Retype, exactly as written, every line from the one containing "Type out the text in this image." through the last line of the records below, both included; skip the pictures.

(Collection entries)
------------------------------------------------------------------------

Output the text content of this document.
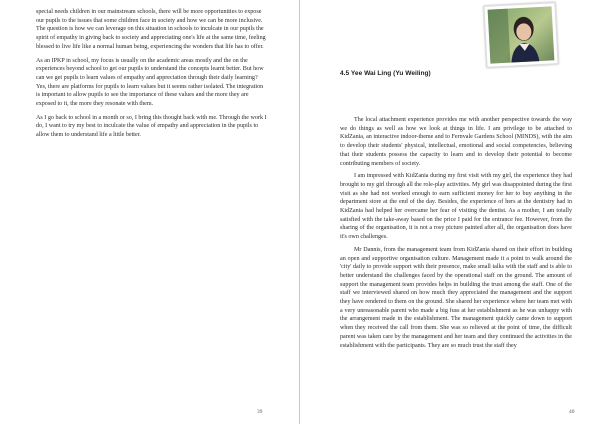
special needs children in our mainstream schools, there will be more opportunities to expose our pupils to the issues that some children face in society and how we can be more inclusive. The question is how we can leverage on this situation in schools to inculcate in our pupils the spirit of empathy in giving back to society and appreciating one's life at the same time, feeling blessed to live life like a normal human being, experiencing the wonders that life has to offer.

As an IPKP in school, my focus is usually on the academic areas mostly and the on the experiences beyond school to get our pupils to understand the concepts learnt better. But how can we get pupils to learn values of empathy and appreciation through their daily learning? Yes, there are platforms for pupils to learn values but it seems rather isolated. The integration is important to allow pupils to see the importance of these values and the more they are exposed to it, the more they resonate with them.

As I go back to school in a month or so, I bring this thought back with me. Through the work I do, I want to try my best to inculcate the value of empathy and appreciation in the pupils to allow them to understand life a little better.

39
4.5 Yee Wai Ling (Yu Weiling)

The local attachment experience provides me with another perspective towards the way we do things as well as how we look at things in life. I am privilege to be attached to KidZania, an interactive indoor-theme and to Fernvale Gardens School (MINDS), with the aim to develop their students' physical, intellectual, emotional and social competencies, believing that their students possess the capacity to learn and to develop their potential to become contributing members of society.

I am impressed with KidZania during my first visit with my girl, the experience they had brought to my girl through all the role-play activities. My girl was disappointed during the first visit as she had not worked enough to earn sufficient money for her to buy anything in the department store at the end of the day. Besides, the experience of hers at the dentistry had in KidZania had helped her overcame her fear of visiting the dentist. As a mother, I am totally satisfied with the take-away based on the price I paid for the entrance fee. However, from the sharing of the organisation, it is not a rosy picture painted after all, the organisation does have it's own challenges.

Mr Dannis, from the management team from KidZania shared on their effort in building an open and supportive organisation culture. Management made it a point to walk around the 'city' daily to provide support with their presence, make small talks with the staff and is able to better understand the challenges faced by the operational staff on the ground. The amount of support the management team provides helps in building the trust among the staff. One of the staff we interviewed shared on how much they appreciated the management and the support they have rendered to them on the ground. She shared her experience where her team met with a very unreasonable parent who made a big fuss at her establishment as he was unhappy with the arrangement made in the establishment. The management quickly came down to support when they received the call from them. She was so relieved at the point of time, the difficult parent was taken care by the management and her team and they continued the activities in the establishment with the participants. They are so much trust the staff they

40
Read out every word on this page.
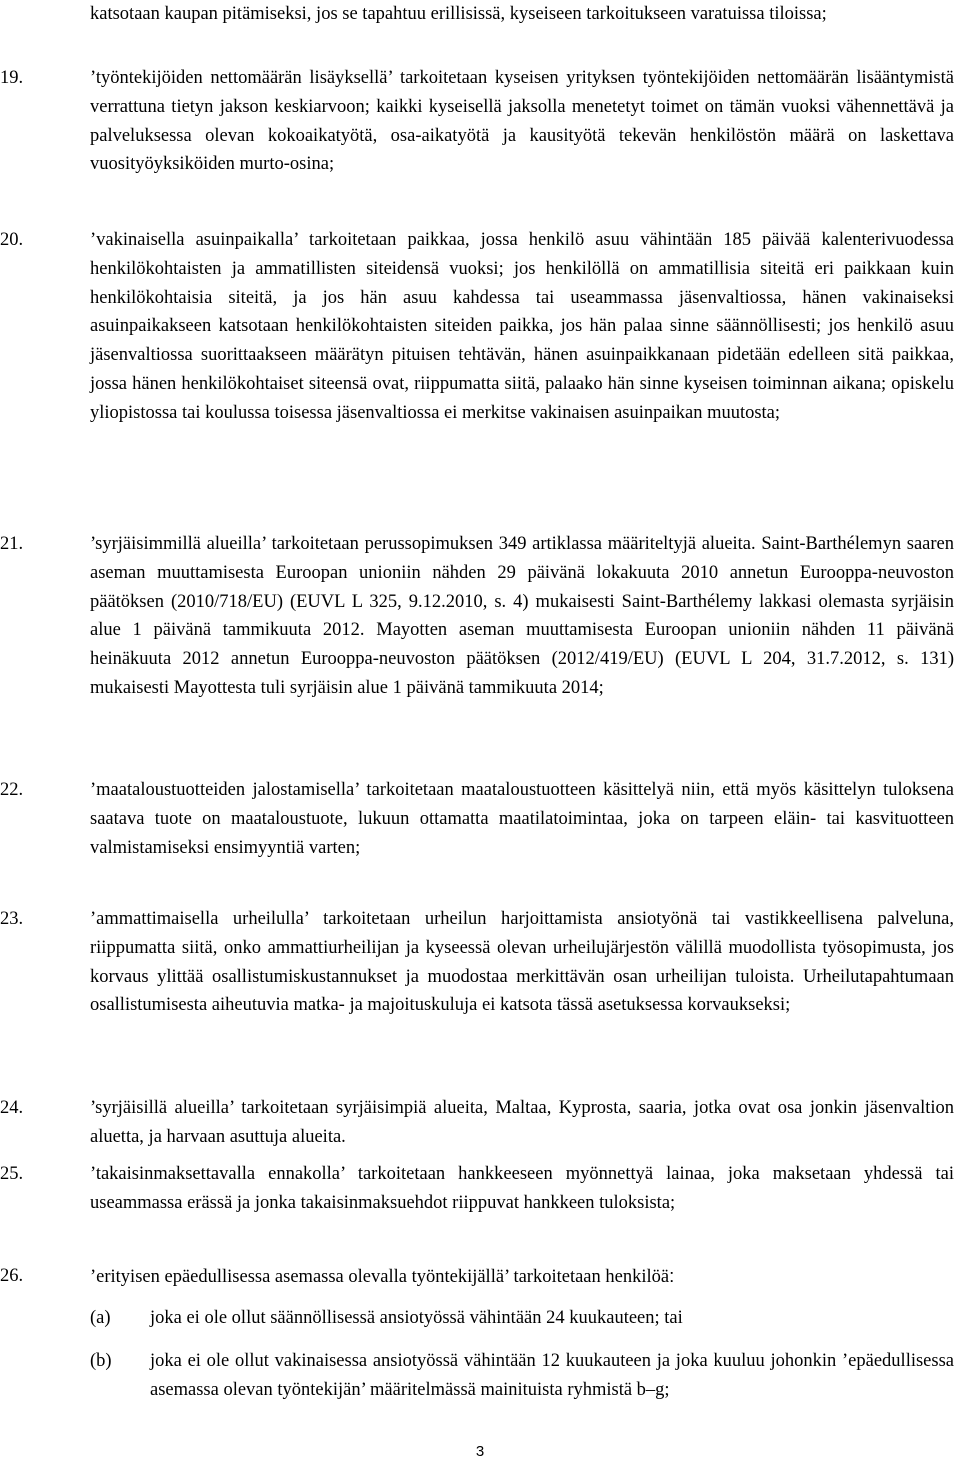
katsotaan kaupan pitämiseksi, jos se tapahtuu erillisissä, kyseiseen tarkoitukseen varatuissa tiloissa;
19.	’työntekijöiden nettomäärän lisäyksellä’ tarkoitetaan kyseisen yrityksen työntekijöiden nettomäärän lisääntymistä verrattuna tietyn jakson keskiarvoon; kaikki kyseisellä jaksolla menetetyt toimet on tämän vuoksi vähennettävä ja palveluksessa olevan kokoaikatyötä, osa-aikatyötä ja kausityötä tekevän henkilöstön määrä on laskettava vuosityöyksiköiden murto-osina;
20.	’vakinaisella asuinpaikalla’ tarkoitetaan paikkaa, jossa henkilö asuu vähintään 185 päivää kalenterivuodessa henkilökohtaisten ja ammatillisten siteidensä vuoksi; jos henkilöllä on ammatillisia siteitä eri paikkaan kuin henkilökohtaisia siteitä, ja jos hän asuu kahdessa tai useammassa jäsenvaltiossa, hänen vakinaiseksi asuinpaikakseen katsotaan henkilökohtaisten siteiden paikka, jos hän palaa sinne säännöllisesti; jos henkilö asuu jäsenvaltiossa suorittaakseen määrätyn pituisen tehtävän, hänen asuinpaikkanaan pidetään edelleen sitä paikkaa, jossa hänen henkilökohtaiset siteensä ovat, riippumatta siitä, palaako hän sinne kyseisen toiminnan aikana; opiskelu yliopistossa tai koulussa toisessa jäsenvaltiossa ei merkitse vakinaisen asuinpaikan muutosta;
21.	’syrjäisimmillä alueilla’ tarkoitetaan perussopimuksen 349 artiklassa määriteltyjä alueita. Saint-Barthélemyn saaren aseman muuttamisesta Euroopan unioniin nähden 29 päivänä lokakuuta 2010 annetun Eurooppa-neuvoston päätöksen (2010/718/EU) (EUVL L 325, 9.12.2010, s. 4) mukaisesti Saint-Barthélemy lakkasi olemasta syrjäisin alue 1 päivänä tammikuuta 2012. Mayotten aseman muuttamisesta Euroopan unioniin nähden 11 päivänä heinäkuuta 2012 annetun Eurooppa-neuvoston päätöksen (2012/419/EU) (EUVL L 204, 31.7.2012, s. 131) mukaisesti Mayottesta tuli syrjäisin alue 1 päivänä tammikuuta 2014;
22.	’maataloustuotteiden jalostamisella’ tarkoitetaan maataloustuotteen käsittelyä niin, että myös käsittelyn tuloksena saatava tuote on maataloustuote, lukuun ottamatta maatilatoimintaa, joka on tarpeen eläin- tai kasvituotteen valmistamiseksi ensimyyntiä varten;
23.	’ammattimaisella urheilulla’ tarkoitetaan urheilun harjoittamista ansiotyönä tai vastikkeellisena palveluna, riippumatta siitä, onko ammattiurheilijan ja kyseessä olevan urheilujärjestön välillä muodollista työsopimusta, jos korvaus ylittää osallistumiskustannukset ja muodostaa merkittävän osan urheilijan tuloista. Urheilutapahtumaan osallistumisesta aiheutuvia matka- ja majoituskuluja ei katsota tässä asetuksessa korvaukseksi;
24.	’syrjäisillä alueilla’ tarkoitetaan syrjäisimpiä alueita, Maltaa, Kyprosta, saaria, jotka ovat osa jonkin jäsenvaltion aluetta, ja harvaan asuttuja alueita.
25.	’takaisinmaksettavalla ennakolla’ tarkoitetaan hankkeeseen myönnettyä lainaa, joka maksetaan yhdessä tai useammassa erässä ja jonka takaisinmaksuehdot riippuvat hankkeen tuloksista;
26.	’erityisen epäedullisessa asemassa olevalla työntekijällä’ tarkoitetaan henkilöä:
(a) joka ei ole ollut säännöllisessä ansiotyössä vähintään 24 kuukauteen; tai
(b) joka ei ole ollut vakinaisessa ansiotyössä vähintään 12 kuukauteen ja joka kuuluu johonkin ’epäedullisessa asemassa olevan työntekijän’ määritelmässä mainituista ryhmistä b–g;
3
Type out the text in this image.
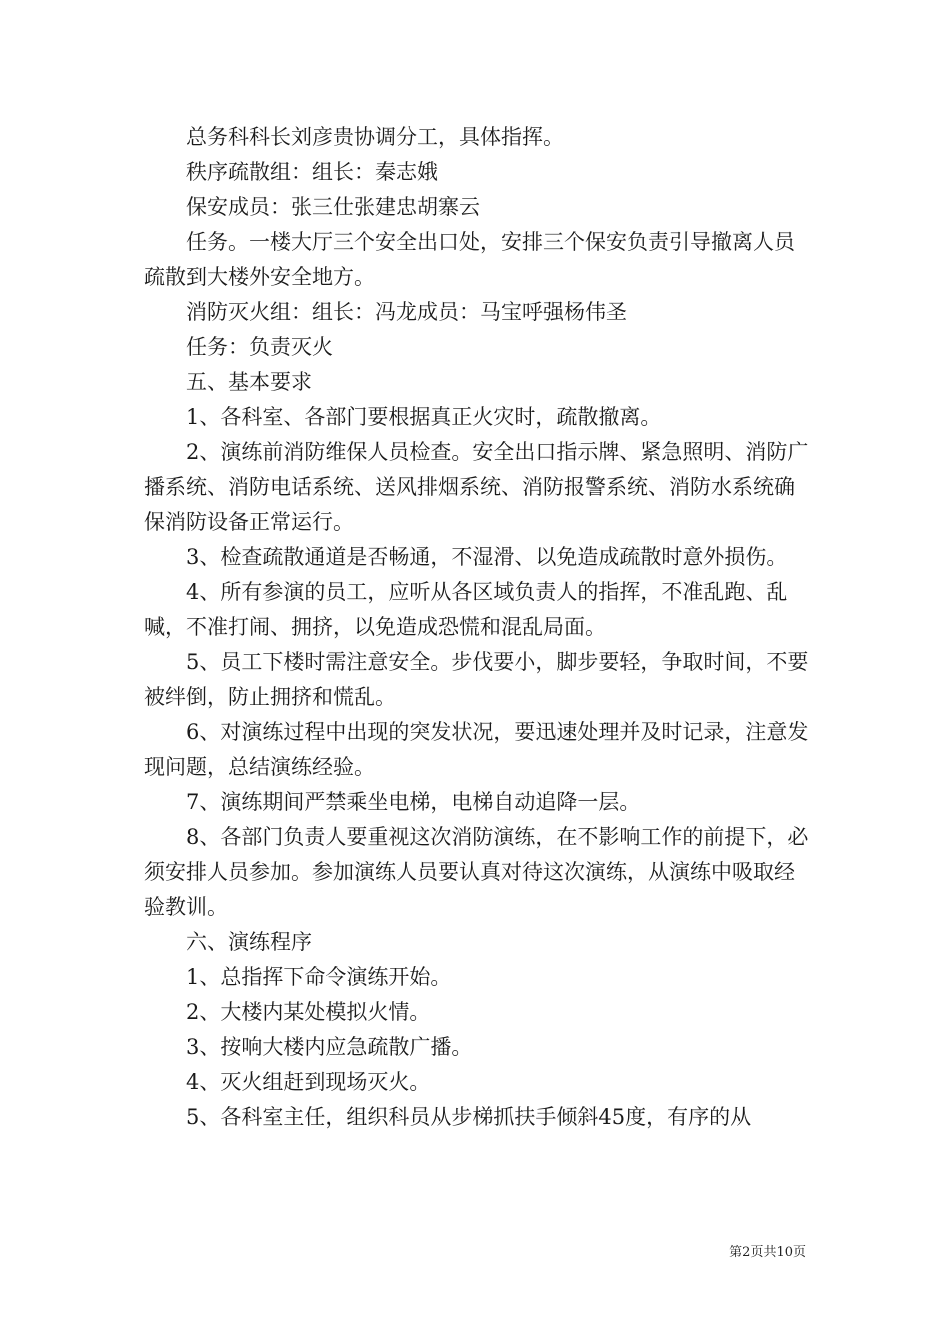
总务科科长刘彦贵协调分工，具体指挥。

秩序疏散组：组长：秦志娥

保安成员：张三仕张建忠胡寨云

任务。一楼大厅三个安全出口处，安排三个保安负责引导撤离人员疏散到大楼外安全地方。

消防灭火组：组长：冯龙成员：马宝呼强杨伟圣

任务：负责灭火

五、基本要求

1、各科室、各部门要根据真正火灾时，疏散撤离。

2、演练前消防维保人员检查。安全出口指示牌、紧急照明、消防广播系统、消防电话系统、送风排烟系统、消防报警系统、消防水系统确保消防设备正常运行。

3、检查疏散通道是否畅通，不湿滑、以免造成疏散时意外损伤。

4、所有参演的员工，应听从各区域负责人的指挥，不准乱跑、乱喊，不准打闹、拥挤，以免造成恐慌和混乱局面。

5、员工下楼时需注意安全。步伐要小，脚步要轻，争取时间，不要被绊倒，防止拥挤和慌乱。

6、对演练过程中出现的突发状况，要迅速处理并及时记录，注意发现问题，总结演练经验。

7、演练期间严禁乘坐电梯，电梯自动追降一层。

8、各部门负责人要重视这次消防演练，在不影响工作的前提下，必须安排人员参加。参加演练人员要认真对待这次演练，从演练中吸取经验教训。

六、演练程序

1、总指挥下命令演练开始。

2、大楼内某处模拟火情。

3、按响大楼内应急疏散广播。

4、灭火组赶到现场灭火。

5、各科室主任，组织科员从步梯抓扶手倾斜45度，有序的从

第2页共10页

------------------------------------------------------------------------

== Reply ==
Type out the text in this image.
总务科科长刘彦贵协调分工，具体指挥。

秩序疏散组：组长：秦志娥

保安成员：张三仕张建忠胡寨云

任务。一楼大厅三个安全出口处，安排三个保安负责引导撤离人员疏散到大楼外安全地方。

消防灭火组：组长：冯龙成员：马宝呼强杨伟圣

任务：负责灭火

五、基本要求

1、各科室、各部门要根据真正火灾时，疏散撤离。

2、演练前消防维保人员检查。安全出口指示牌、紧急照明、消防广播系统、消防电话系统、送风排烟系统、消防报警系统、消防水系统确保消防设备正常运行。

3、检查疏散通道是否畅通，不湿滑、以免造成疏散时意外损伤。

4、所有参演的员工，应听从各区域负责人的指挥，不准乱跑、乱喊，不准打闹、拥挤，以免造成恐慌和混乱局面。

5、员工下楼时需注意安全。步伐要小，脚步要轻，争取时间，不要被绊倒，防止拥挤和慌乱。

6、对演练过程中出现的突发状况，要迅速处理并及时记录，注意发现问题，总结演练经验。

7、演练期间严禁乘坐电梯，电梯自动追降一层。

8、各部门负责人要重视这次消防演练，在不影响工作的前提下，必须安排人员参加。参加演练人员要认真对待这次演练，从演练中吸取经验教训。

六、演练程序

1、总指挥下命令演练开始。

2、大楼内某处模拟火情。

3、按响大楼内应急疏散广播。

4、灭火组赶到现场灭火。

5、各科室主任，组织科员从步梯抓扶手倾斜45度，有序的从

第2页共10页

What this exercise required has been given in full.